* [What is needed]:
Copy each line exactly. Leave nothing out.

(Data extracted from a collection)
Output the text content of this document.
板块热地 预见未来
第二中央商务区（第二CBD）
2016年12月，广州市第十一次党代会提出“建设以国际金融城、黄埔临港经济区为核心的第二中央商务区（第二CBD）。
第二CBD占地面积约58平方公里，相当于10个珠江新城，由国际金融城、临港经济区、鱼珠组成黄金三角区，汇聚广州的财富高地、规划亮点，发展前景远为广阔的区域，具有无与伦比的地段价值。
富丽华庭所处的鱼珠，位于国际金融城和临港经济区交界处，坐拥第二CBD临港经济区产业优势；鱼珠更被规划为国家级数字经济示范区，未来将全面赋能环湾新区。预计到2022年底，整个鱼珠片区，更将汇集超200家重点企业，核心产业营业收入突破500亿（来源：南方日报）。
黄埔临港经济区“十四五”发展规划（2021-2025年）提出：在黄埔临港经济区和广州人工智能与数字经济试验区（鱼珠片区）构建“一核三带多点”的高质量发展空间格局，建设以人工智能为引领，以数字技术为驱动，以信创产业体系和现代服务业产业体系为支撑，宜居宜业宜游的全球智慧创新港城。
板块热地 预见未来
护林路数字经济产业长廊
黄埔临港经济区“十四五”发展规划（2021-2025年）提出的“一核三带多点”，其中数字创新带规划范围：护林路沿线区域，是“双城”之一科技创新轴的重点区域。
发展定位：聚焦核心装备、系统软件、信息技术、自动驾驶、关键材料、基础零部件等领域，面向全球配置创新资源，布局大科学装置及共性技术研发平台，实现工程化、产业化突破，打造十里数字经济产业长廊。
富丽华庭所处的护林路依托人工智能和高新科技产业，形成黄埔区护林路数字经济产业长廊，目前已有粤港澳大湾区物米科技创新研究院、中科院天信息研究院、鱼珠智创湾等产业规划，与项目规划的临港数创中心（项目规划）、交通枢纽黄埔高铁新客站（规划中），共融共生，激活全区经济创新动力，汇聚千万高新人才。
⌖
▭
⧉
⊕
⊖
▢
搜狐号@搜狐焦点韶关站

* [Full output]:
Output the text content of this document.
板块热地 预见未来
第二中央商务区（第二CBD）
2016年12月，广州市第十一次党代会提出“建设以国际金融城、黄埔临港经济区为核心的第二中央商务区（第二CBD）。
第二CBD占地面积约58平方公里，相当于10个珠江新城，由国际金融城、临港经济区、鱼珠组成黄金三角区，汇聚广州的财富高地、规划亮点，发展前景远为广阔的区域，具有无与伦比的地段价值。
富丽华庭所处的鱼珠，位于国际金融城和临港经济区交界处，坐拥第二CBD临港经济区产业优势；鱼珠更被规划为国家级数字经济示范区，未来将全面赋能环湾新区。预计到2022年底，整个鱼珠片区，更将汇集超200家重点企业，核心产业营业收入突破500亿（来源：南方日报）。
黄埔临港经济区“十四五”发展规划（2021-2025年）提出：在黄埔临港经济区和广州人工智能与数字经济试验区（鱼珠片区）构建“一核三带多点”的高质量发展空间格局，建设以人工智能为引领，以数字技术为驱动，以信创产业体系和现代服务业产业体系为支撑，宜居宜业宜游的全球智慧创新港城。
板块热地 预见未来
护林路数字经济产业长廊
黄埔临港经济区“十四五”发展规划（2021-2025年）提出的“一核三带多点”，其中数字创新带规划范围：护林路沿线区域，是“双城”之一科技创新轴的重点区域。
发展定位：聚焦核心装备、系统软件、信息技术、自动驾驶、关键材料、基础零部件等领域，面向全球配置创新资源，布局大科学装置及共性技术研发平台，实现工程化、产业化突破，打造十里数字经济产业长廊。
富丽华庭所处的护林路依托人工智能和高新科技产业，形成黄埔区护林路数字经济产业长廊，目前已有粤港澳大湾区物米科技创新研究院、中科院天信息研究院、鱼珠智创湾等产业规划，与项目规划的临港数创中心（项目规划）、交通枢纽黄埔高铁新客站（规划中），共融共生，激活全区经济创新动力，汇聚千万高新人才。
⌖
▭
⧉
⊕
⊖
▢
搜狐号@搜狐焦点韶关站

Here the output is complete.